## GIVEN TASK
Collect all lines containing the word "kiện" from the data.

## INFORMATION SHOWN
"""
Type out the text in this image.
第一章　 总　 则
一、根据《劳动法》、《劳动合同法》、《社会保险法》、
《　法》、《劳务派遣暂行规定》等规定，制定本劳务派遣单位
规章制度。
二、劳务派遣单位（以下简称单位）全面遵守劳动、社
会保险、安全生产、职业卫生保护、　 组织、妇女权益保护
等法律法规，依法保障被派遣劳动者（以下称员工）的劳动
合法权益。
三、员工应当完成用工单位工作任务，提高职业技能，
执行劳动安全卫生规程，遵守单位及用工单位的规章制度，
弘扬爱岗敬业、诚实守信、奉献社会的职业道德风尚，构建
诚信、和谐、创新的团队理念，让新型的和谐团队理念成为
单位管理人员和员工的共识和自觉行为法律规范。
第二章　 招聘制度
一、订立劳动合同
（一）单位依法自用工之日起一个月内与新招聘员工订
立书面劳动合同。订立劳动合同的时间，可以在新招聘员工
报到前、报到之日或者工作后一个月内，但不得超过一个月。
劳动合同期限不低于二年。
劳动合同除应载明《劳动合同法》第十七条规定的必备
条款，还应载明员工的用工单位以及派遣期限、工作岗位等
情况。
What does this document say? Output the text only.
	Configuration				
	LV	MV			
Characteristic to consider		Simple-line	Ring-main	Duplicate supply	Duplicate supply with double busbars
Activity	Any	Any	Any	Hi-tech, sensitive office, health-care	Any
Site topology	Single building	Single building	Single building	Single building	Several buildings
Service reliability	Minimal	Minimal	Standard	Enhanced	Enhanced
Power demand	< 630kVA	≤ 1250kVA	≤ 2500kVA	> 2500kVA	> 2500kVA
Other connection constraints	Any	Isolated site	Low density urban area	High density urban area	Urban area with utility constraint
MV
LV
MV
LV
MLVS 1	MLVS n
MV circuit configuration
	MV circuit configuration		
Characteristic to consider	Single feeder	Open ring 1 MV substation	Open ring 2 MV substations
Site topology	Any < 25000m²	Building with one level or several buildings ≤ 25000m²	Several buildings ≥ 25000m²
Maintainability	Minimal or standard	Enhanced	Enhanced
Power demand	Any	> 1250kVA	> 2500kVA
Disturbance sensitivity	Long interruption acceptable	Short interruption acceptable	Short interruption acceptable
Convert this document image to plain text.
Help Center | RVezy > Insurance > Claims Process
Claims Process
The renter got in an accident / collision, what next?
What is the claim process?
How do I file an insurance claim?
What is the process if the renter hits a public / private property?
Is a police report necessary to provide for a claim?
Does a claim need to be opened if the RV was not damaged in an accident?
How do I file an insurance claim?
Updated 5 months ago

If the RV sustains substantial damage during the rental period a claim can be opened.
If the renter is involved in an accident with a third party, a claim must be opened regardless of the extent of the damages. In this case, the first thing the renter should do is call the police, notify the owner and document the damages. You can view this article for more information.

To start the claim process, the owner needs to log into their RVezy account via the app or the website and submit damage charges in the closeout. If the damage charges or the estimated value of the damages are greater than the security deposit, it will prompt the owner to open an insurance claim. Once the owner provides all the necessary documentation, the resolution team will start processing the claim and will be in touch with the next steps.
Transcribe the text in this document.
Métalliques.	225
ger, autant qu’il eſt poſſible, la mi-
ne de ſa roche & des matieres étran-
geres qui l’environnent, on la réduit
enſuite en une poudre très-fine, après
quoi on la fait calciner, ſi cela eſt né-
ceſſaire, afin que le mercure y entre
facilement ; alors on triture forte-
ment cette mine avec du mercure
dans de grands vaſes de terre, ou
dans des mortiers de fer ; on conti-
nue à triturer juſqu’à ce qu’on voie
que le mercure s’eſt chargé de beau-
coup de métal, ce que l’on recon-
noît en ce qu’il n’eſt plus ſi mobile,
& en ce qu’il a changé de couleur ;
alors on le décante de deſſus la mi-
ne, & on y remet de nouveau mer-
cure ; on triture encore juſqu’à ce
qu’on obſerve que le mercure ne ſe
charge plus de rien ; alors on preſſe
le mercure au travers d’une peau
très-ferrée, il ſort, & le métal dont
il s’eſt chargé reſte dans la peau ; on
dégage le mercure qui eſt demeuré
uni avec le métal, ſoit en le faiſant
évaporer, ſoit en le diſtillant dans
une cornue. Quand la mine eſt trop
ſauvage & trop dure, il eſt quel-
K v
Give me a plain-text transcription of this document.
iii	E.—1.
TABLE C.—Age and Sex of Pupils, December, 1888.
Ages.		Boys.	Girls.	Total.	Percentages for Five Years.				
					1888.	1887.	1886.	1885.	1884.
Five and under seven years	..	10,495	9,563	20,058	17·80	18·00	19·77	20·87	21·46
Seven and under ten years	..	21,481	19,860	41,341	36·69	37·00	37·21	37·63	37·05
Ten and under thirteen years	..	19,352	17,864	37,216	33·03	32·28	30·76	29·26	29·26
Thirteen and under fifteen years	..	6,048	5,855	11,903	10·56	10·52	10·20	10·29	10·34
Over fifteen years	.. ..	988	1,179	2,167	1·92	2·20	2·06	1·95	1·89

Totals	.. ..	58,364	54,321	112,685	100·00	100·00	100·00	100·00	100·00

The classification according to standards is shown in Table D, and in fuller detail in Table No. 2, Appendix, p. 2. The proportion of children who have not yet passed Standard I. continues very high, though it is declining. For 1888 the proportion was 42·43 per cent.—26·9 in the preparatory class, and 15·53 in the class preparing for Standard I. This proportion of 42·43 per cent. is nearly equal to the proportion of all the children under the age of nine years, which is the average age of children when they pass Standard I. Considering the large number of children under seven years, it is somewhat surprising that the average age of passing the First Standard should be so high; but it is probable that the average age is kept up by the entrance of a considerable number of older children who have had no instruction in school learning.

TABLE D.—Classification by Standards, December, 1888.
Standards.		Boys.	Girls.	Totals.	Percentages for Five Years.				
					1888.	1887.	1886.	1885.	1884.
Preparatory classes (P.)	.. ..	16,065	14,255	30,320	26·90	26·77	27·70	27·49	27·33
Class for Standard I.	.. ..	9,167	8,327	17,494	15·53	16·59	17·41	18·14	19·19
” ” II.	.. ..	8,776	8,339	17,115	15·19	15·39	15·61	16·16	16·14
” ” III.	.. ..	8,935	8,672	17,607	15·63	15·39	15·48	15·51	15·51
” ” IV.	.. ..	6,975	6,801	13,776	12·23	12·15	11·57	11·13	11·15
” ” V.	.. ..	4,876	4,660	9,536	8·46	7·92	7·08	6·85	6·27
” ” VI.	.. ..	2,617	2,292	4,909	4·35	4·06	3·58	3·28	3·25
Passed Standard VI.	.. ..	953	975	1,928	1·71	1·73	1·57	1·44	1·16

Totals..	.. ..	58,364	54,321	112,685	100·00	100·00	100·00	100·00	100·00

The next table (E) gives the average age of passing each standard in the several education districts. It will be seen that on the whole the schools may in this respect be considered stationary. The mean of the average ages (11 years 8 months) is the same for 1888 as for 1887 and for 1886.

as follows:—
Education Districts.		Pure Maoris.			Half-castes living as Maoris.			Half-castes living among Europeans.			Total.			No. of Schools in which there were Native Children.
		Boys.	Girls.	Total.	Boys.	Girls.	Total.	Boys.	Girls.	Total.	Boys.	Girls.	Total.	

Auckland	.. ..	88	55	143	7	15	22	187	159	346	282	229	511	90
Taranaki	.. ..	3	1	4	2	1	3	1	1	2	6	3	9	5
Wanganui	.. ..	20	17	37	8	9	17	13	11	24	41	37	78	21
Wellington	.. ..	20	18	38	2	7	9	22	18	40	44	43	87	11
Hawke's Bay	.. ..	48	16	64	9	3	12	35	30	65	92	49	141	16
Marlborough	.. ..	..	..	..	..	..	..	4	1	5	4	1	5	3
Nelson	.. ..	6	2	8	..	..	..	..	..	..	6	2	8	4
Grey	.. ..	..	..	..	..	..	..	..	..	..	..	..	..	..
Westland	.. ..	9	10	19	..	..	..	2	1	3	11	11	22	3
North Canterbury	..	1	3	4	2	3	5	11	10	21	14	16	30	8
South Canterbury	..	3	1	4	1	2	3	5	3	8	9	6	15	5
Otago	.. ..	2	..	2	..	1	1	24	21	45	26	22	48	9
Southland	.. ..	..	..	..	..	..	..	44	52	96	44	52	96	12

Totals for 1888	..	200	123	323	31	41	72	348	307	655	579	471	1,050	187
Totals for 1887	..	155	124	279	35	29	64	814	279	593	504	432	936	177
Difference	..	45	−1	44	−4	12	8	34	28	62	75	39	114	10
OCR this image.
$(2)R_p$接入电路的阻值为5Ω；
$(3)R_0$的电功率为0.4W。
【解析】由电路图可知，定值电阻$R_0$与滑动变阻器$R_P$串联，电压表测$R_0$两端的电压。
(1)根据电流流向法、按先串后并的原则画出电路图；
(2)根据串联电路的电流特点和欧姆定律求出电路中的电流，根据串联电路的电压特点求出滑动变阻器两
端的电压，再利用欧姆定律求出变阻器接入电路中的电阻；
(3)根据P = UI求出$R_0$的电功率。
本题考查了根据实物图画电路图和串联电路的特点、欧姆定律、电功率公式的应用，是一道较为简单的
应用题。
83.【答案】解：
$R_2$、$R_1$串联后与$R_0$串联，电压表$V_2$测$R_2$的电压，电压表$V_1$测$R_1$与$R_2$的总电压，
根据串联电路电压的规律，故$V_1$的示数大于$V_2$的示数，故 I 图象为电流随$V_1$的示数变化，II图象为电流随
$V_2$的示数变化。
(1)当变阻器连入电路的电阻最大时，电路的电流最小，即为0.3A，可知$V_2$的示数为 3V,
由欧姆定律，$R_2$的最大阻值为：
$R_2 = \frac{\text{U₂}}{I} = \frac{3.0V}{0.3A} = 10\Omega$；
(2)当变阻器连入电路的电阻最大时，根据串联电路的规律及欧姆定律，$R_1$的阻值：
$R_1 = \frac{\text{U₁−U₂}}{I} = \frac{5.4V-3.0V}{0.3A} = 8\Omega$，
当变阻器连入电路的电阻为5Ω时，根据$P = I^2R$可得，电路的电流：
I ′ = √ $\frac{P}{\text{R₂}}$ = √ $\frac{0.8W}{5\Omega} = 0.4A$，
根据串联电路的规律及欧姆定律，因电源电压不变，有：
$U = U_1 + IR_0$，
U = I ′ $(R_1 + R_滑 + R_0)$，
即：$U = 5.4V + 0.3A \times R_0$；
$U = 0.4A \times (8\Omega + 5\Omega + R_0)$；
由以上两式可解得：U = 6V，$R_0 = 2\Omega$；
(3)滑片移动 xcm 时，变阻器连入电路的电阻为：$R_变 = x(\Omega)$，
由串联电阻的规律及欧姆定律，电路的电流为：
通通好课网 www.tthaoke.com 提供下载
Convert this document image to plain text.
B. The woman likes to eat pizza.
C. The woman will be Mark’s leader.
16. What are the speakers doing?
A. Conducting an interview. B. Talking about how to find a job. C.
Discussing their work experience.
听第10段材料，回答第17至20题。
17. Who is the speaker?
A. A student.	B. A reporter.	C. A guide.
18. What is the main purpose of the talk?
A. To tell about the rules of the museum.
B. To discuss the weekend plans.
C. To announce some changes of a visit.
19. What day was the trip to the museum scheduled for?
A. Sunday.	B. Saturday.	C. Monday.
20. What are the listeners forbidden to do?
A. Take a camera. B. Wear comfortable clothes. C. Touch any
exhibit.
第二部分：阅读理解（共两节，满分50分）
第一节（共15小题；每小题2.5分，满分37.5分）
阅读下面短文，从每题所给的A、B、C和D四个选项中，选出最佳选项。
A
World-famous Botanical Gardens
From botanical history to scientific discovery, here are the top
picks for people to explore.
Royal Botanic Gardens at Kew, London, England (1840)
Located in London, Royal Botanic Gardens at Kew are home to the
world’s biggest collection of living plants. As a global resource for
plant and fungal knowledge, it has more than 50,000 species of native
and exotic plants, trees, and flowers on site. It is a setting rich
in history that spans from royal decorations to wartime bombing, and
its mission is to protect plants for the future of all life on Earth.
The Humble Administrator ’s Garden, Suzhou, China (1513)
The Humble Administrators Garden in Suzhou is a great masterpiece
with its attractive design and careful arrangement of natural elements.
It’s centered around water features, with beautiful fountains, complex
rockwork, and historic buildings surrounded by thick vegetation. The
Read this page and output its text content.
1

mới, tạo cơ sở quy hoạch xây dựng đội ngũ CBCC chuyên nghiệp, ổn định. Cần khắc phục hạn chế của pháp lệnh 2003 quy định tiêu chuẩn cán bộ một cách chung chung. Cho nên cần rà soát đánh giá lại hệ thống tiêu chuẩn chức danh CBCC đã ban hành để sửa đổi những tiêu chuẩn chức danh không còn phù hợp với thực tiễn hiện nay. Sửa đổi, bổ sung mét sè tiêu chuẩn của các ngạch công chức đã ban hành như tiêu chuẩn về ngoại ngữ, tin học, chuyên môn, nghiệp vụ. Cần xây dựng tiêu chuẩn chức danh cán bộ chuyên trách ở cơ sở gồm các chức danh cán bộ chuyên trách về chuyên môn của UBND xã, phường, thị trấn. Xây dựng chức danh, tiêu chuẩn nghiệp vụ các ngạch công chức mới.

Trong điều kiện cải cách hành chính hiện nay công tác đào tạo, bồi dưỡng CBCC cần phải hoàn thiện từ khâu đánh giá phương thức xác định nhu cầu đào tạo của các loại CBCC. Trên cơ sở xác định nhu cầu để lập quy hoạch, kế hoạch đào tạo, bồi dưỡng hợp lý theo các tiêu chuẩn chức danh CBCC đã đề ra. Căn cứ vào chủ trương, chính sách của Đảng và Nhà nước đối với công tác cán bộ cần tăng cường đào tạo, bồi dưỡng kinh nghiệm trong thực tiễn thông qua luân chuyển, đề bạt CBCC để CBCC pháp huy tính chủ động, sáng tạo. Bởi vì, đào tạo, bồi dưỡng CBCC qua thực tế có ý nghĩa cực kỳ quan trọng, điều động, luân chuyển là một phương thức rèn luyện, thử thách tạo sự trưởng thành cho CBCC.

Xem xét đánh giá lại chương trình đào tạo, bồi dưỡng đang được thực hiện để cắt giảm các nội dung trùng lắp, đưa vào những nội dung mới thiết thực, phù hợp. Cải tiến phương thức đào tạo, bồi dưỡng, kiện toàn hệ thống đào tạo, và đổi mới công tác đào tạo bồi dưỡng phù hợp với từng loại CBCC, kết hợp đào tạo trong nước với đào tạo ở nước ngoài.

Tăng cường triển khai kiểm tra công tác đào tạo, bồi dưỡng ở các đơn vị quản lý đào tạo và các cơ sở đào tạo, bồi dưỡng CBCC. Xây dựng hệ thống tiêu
"""
## EXERCISE RESULT
Trong điều kiện cải cách hành chính hiện nay công tác đào tạo, bồi dưỡng CBCC cần phải hoàn thiện từ khâu đánh giá phương thức xác định nhu cầu đào tạo của các loại CBCC. Trên cơ sở xác định nhu cầu để lập quy hoạch, kế hoạch đào tạo, bồi dưỡng hợp lý theo các tiêu chuẩn chức danh CBCC đã đề ra. Căn cứ vào chủ trương, chính sách của Đảng và Nhà nước đối với công tác cán bộ cần tăng cường đào tạo, bồi dưỡng kinh nghiệm trong thực tiễn thông qua luân chuyển, đề bạt CBCC để CBCC pháp huy tính chủ động, sáng tạo. Bởi vì, đào tạo, bồi dưỡng CBCC qua thực tế có ý nghĩa cực kỳ quan trọng, điều động, luân chuyển là một phương thức rèn luyện, thử thách tạo sự trưởng thành cho CBCC.
Xem xét đánh giá lại chương trình đào tạo, bồi dưỡng đang được thực hiện để cắt giảm các nội dung trùng lắp, đưa vào những nội dung mới thiết thực, phù hợp. Cải tiến phương thức đào tạo, bồi dưỡng, kiện toàn hệ thống đào tạo, và đổi mới công tác đào tạo bồi dưỡng phù hợp với từng loại CBCC, kết hợp đào tạo trong nước với đào tạo ở nước ngoài.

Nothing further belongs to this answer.